▶

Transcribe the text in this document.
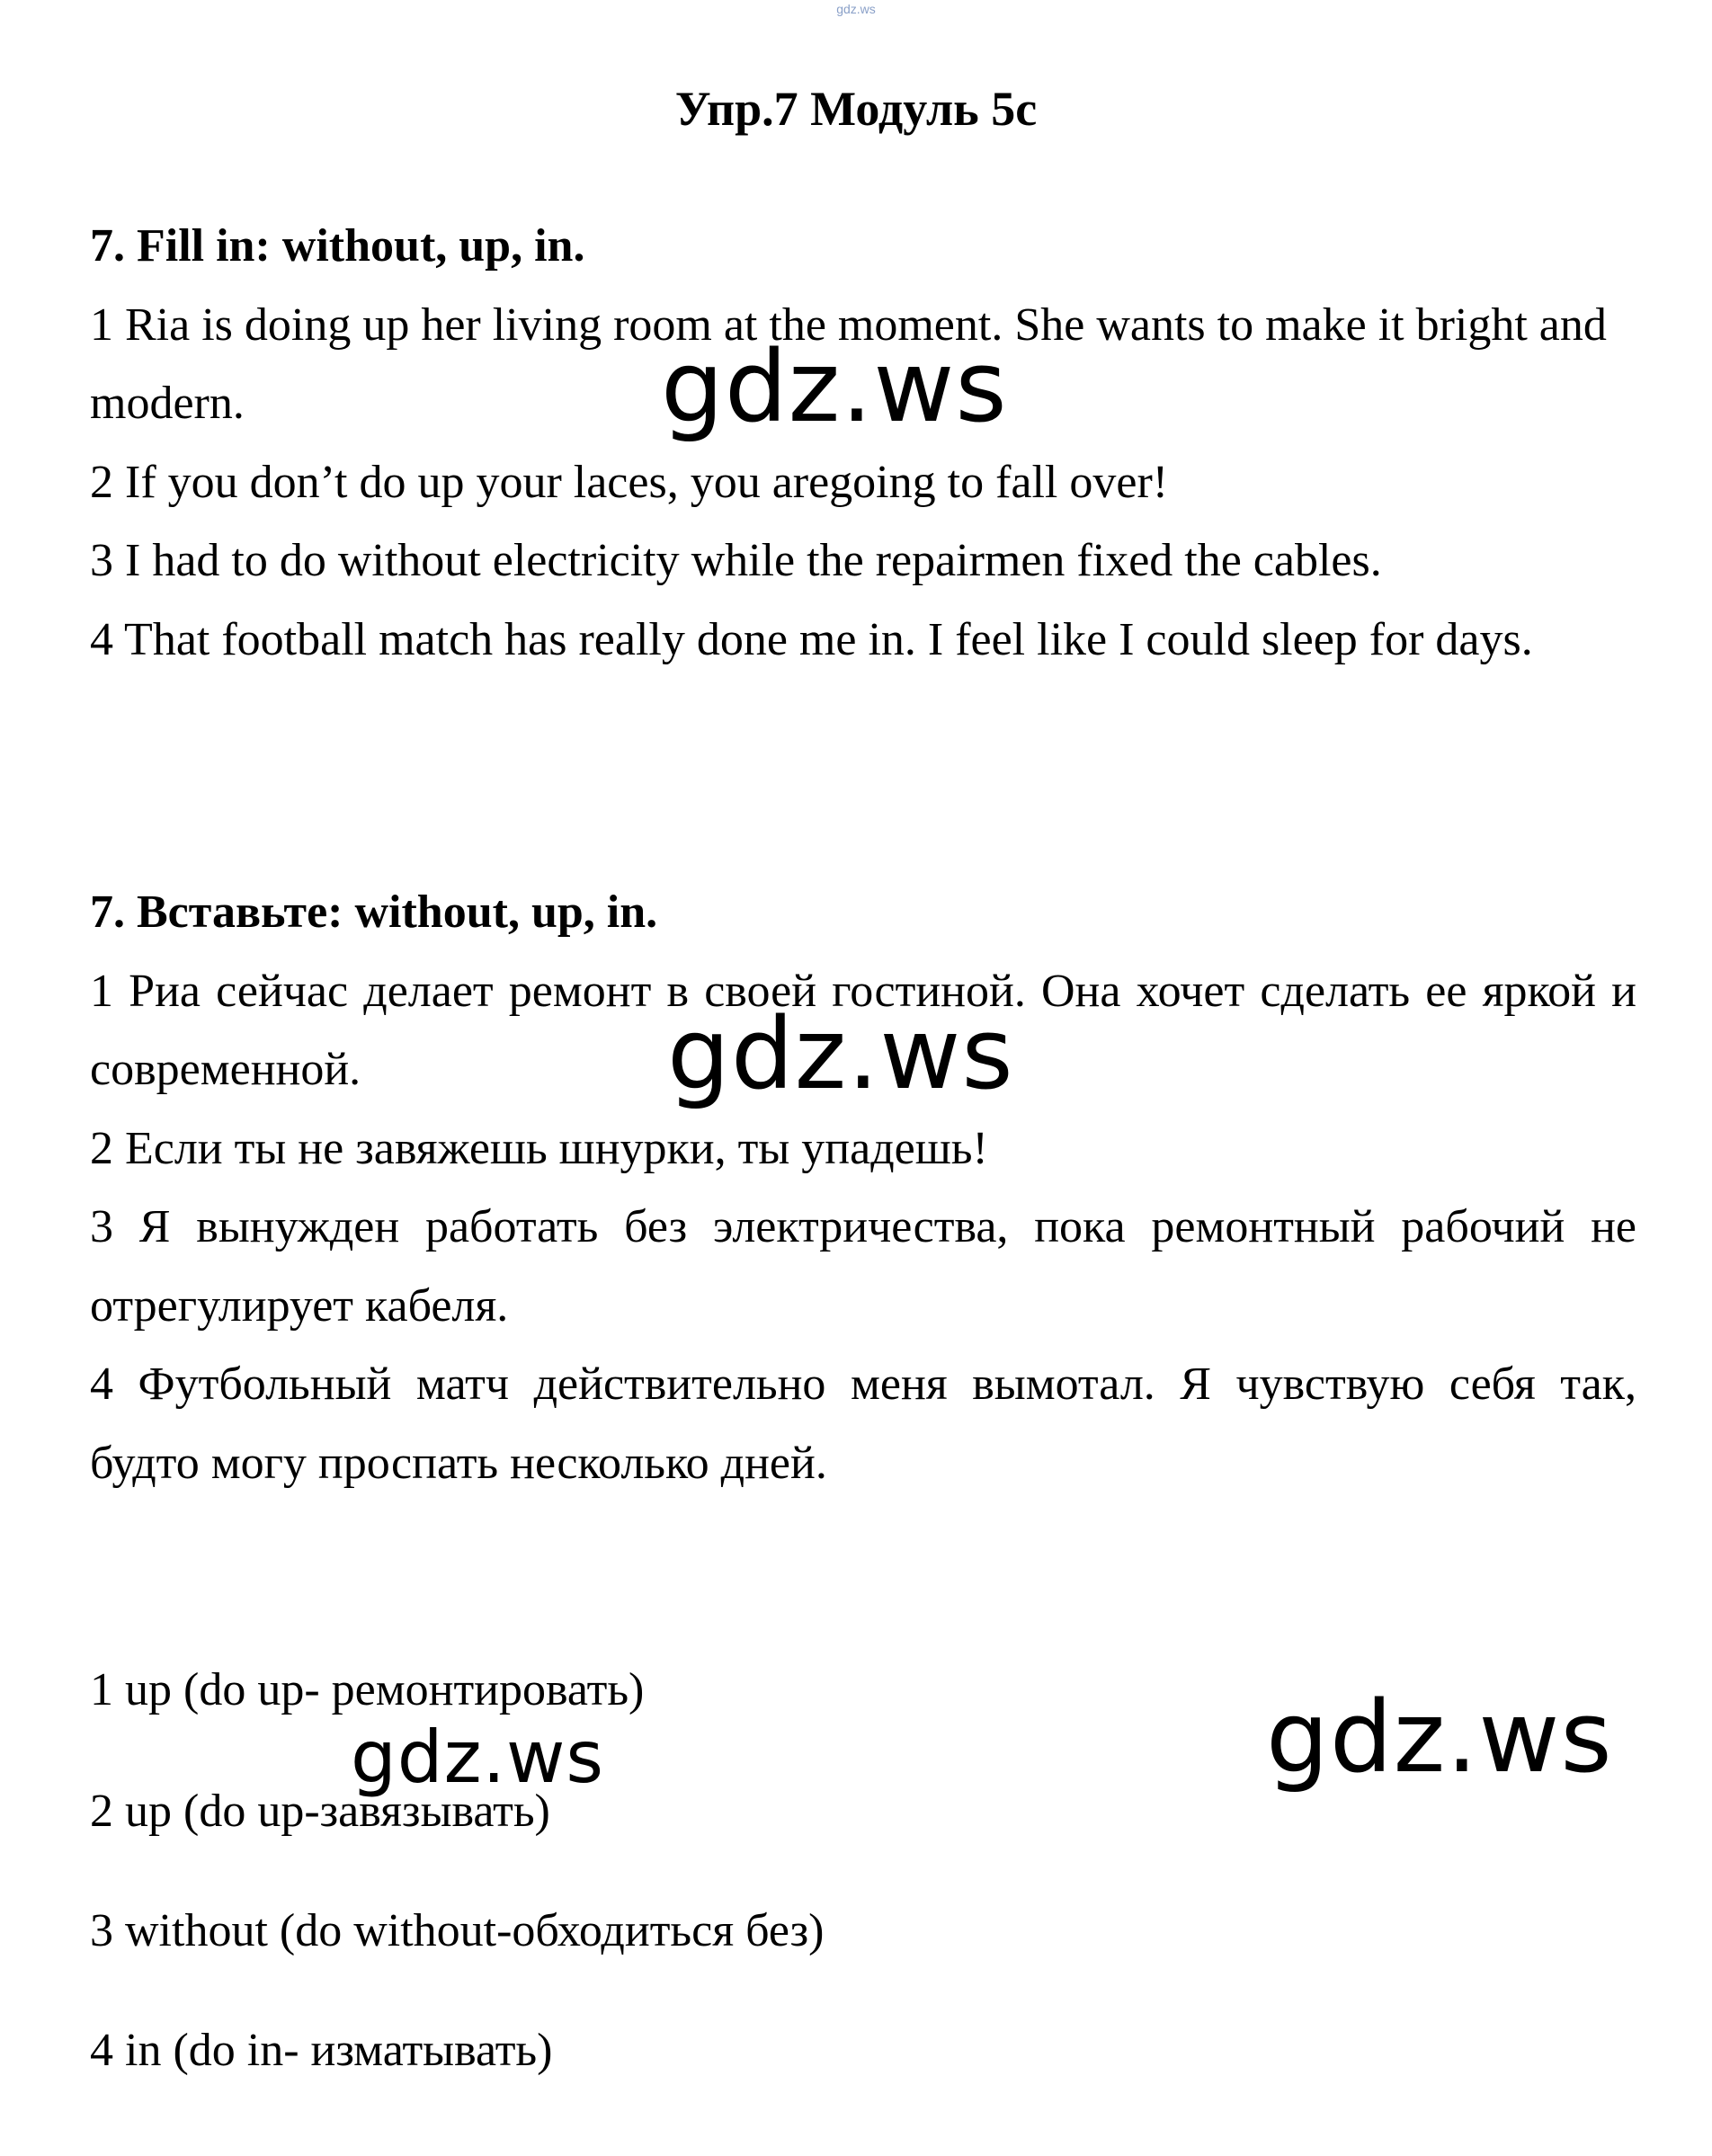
gdz.ws
Упр.7 Модуль 5c

7. Fill in: without, up, in.

1 Ria is doing up her living room at the moment. She wants to make it bright and modern.

2 If you don’t do up your laces, you aregoing to fall over!

3 I had to do without electricity while the repairmen fixed the cables.

4 That football match has really done me in. I feel like I could sleep for days.

7. Вставьте: without, up, in.

1 Риа сейчас делает ремонт в своей гостиной. Она хочет сделать ее яркой и современной.

2 Если ты не завяжешь шнурки, ты упадешь!

3 Я вынужден работать без электричества, пока ремонтный рабочий не отрегулирует кабеля.

4 Футбольный матч действительно меня вымотал. Я чувствую себя так, будто могу проспать несколько дней.

1 up (do up- ремонтировать)

2 up (do up-завязывать)

3 without (do without-обходиться без)

4 in (do in- изматывать)

gdz.ws
gdz.ws
gdz.ws	gdz.ws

◀

■ WRITTEN EXERCISE:
Return every line holding the word "without" from the records.

■ TASK SOLUTION:
7. Fill in: without, up, in.
3 I had to do without electricity while the repairmen fixed the cables.
7. Вставьте: without, up, in.
3 without (do without-обходиться без)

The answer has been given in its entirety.